#### Supplied material

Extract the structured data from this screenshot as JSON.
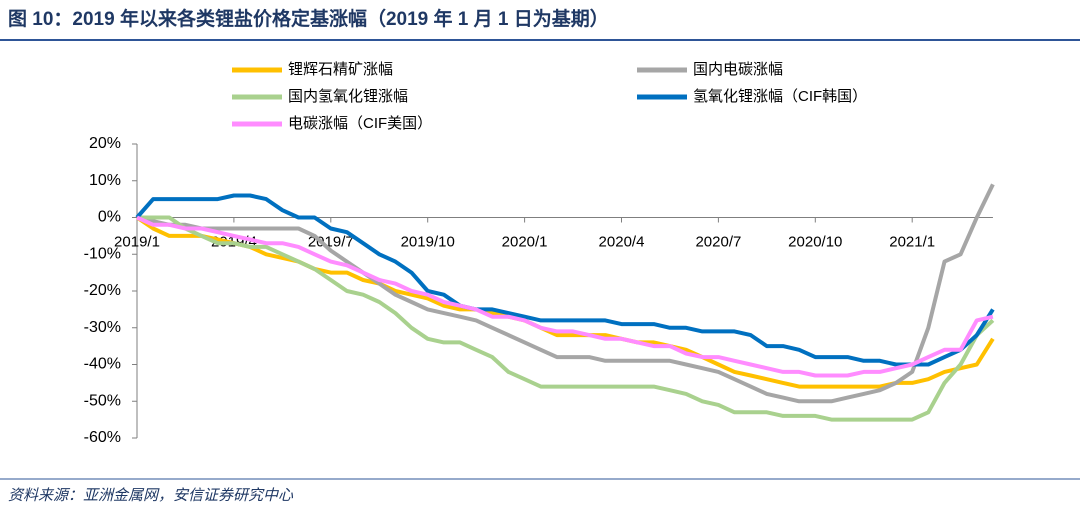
{
  "chart_data": {
    "type": "line",
    "title": "图 10：2019 年以来各类锂盐价格定基涨幅（2019 年 1 月 1 日为基期）",
    "source": "资料来源：亚洲金属网，安信证券研究中心",
    "categories": [
      "2019/1",
      null,
      null,
      null,
      null,
      null,
      "2019/4",
      null,
      null,
      null,
      null,
      null,
      "2019/7",
      null,
      null,
      null,
      null,
      null,
      "2019/10",
      null,
      null,
      null,
      null,
      null,
      "2020/1",
      null,
      null,
      null,
      null,
      null,
      "2020/4",
      null,
      null,
      null,
      null,
      null,
      "2020/7",
      null,
      null,
      null,
      null,
      null,
      "2020/10",
      null,
      null,
      null,
      null,
      null,
      "2021/1",
      null,
      null,
      null,
      null,
      null
    ],
    "ylim": [
      -60,
      20
    ],
    "yticks": [
      {
        "value": 20,
        "label": "20%"
      },
      {
        "value": 10,
        "label": "10%"
      },
      {
        "value": 0,
        "label": "0%"
      },
      {
        "value": -10,
        "label": "-10%"
      },
      {
        "value": -20,
        "label": "-20%"
      },
      {
        "value": -30,
        "label": "-30%"
      },
      {
        "value": -40,
        "label": "-40%"
      },
      {
        "value": -50,
        "label": "-50%"
      },
      {
        "value": -60,
        "label": "-60%"
      }
    ],
    "grid": false,
    "series": [
      {
        "name": "锂辉石精矿涨幅",
        "color": "#FFC000",
        "values": [
          0,
          -3,
          -5,
          -5,
          -5,
          -6,
          -7,
          -8,
          -10,
          -11,
          -12,
          -14,
          -15,
          -15,
          -17,
          -18,
          -20,
          -21,
          -22,
          -24,
          -25,
          -25,
          -26,
          -27,
          -28,
          -30,
          -32,
          -32,
          -32,
          -32,
          -33,
          -34,
          -34,
          -35,
          -36,
          -38,
          -40,
          -42,
          -43,
          -44,
          -45,
          -46,
          -46,
          -46,
          -46,
          -46,
          -46,
          -45,
          -45,
          -44,
          -42,
          -41,
          -40,
          -33
        ]
      },
      {
        "name": "国内电碳涨幅",
        "color": "#A6A6A6",
        "values": [
          0,
          -1,
          -2,
          -2,
          -3,
          -3,
          -3,
          -3,
          -3,
          -3,
          -3,
          -5,
          -9,
          -12,
          -15,
          -18,
          -21,
          -23,
          -25,
          -26,
          -27,
          -28,
          -30,
          -32,
          -34,
          -36,
          -38,
          -38,
          -38,
          -39,
          -39,
          -39,
          -39,
          -39,
          -40,
          -41,
          -42,
          -44,
          -46,
          -48,
          -49,
          -50,
          -50,
          -50,
          -49,
          -48,
          -47,
          -45,
          -42,
          -30,
          -12,
          -10,
          0,
          9
        ]
      },
      {
        "name": "国内氢氧化锂涨幅",
        "color": "#A9D18E",
        "values": [
          0,
          0,
          0,
          -3,
          -5,
          -7,
          -7,
          -8,
          -8,
          -10,
          -12,
          -14,
          -17,
          -20,
          -21,
          -23,
          -26,
          -30,
          -33,
          -34,
          -34,
          -36,
          -38,
          -42,
          -44,
          -46,
          -46,
          -46,
          -46,
          -46,
          -46,
          -46,
          -46,
          -47,
          -48,
          -50,
          -51,
          -53,
          -53,
          -53,
          -54,
          -54,
          -54,
          -55,
          -55,
          -55,
          -55,
          -55,
          -55,
          -53,
          -45,
          -40,
          -32,
          -28
        ]
      },
      {
        "name": "氢氧化锂涨幅（CIF韩国）",
        "color": "#0070C0",
        "values": [
          0,
          5,
          5,
          5,
          5,
          5,
          6,
          6,
          5,
          2,
          0,
          0,
          -3,
          -4,
          -7,
          -10,
          -12,
          -15,
          -20,
          -21,
          -24,
          -25,
          -25,
          -26,
          -27,
          -28,
          -28,
          -28,
          -28,
          -28,
          -29,
          -29,
          -29,
          -30,
          -30,
          -31,
          -31,
          -31,
          -32,
          -35,
          -35,
          -36,
          -38,
          -38,
          -38,
          -39,
          -39,
          -40,
          -40,
          -40,
          -38,
          -36,
          -32,
          -25
        ]
      },
      {
        "name": "电碳涨幅（CIF美国）",
        "color": "#FF8CFF",
        "values": [
          0,
          -2,
          -2,
          -3,
          -3,
          -4,
          -5,
          -6,
          -7,
          -7,
          -8,
          -10,
          -12,
          -13,
          -15,
          -17,
          -18,
          -20,
          -21,
          -23,
          -24,
          -25,
          -27,
          -27,
          -28,
          -30,
          -31,
          -31,
          -32,
          -33,
          -33,
          -34,
          -35,
          -35,
          -37,
          -38,
          -38,
          -39,
          -40,
          -41,
          -42,
          -42,
          -43,
          -43,
          -43,
          -42,
          -42,
          -41,
          -40,
          -38,
          -36,
          -36,
          -28,
          -27
        ]
      }
    ]
  }
}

########

Stated problem: Transcribe the preceding listing in its entirety and with exact wording, leaving out pictures.

Answer to this task:
Extract the structured data from this screenshot as JSON.
{
  "chart_data": {
    "type": "line",
    "title": "图 10：2019 年以来各类锂盐价格定基涨幅（2019 年 1 月 1 日为基期）",
    "source": "资料来源：亚洲金属网，安信证券研究中心",
    "categories": [
      "2019/1",
      null,
      null,
      null,
      null,
      null,
      "2019/4",
      null,
      null,
      null,
      null,
      null,
      "2019/7",
      null,
      null,
      null,
      null,
      null,
      "2019/10",
      null,
      null,
      null,
      null,
      null,
      "2020/1",
      null,
      null,
      null,
      null,
      null,
      "2020/4",
      null,
      null,
      null,
      null,
      null,
      "2020/7",
      null,
      null,
      null,
      null,
      null,
      "2020/10",
      null,
      null,
      null,
      null,
      null,
      "2021/1",
      null,
      null,
      null,
      null,
      null
    ],
    "ylim": [
      -60,
      20
    ],
    "yticks": [
      {
        "value": 20,
        "label": "20%"
      },
      {
        "value": 10,
        "label": "10%"
      },
      {
        "value": 0,
        "label": "0%"
      },
      {
        "value": -10,
        "label": "-10%"
      },
      {
        "value": -20,
        "label": "-20%"
      },
      {
        "value": -30,
        "label": "-30%"
      },
      {
        "value": -40,
        "label": "-40%"
      },
      {
        "value": -50,
        "label": "-50%"
      },
      {
        "value": -60,
        "label": "-60%"
      }
    ],
    "grid": false,
    "series": [
      {
        "name": "锂辉石精矿涨幅",
        "color": "#FFC000",
        "values": [
          0,
          -3,
          -5,
          -5,
          -5,
          -6,
          -7,
          -8,
          -10,
          -11,
          -12,
          -14,
          -15,
          -15,
          -17,
          -18,
          -20,
          -21,
          -22,
          -24,
          -25,
          -25,
          -26,
          -27,
          -28,
          -30,
          -32,
          -32,
          -32,
          -32,
          -33,
          -34,
          -34,
          -35,
          -36,
          -38,
          -40,
          -42,
          -43,
          -44,
          -45,
          -46,
          -46,
          -46,
          -46,
          -46,
          -46,
          -45,
          -45,
          -44,
          -42,
          -41,
          -40,
          -33
        ]
      },
      {
        "name": "国内电碳涨幅",
        "color": "#A6A6A6",
        "values": [
          0,
          -1,
          -2,
          -2,
          -3,
          -3,
          -3,
          -3,
          -3,
          -3,
          -3,
          -5,
          -9,
          -12,
          -15,
          -18,
          -21,
          -23,
          -25,
          -26,
          -27,
          -28,
          -30,
          -32,
          -34,
          -36,
          -38,
          -38,
          -38,
          -39,
          -39,
          -39,
          -39,
          -39,
          -40,
          -41,
          -42,
          -44,
          -46,
          -48,
          -49,
          -50,
          -50,
          -50,
          -49,
          -48,
          -47,
          -45,
          -42,
          -30,
          -12,
          -10,
          0,
          9
        ]
      },
      {
        "name": "国内氢氧化锂涨幅",
        "color": "#A9D18E",
        "values": [
          0,
          0,
          0,
          -3,
          -5,
          -7,
          -7,
          -8,
          -8,
          -10,
          -12,
          -14,
          -17,
          -20,
          -21,
          -23,
          -26,
          -30,
          -33,
          -34,
          -34,
          -36,
          -38,
          -42,
          -44,
          -46,
          -46,
          -46,
          -46,
          -46,
          -46,
          -46,
          -46,
          -47,
          -48,
          -50,
          -51,
          -53,
          -53,
          -53,
          -54,
          -54,
          -54,
          -55,
          -55,
          -55,
          -55,
          -55,
          -55,
          -53,
          -45,
          -40,
          -32,
          -28
        ]
      },
      {
        "name": "氢氧化锂涨幅（CIF韩国）",
        "color": "#0070C0",
        "values": [
          0,
          5,
          5,
          5,
          5,
          5,
          6,
          6,
          5,
          2,
          0,
          0,
          -3,
          -4,
          -7,
          -10,
          -12,
          -15,
          -20,
          -21,
          -24,
          -25,
          -25,
          -26,
          -27,
          -28,
          -28,
          -28,
          -28,
          -28,
          -29,
          -29,
          -29,
          -30,
          -30,
          -31,
          -31,
          -31,
          -32,
          -35,
          -35,
          -36,
          -38,
          -38,
          -38,
          -39,
          -39,
          -40,
          -40,
          -40,
          -38,
          -36,
          -32,
          -25
        ]
      },
      {
        "name": "电碳涨幅（CIF美国）",
        "color": "#FF8CFF",
        "values": [
          0,
          -2,
          -2,
          -3,
          -3,
          -4,
          -5,
          -6,
          -7,
          -7,
          -8,
          -10,
          -12,
          -13,
          -15,
          -17,
          -18,
          -20,
          -21,
          -23,
          -24,
          -25,
          -27,
          -27,
          -28,
          -30,
          -31,
          -31,
          -32,
          -33,
          -33,
          -34,
          -35,
          -35,
          -37,
          -38,
          -38,
          -39,
          -40,
          -41,
          -42,
          -42,
          -43,
          -43,
          -43,
          -42,
          -42,
          -41,
          -40,
          -38,
          -36,
          -36,
          -28,
          -27
        ]
      }
    ]
  }
}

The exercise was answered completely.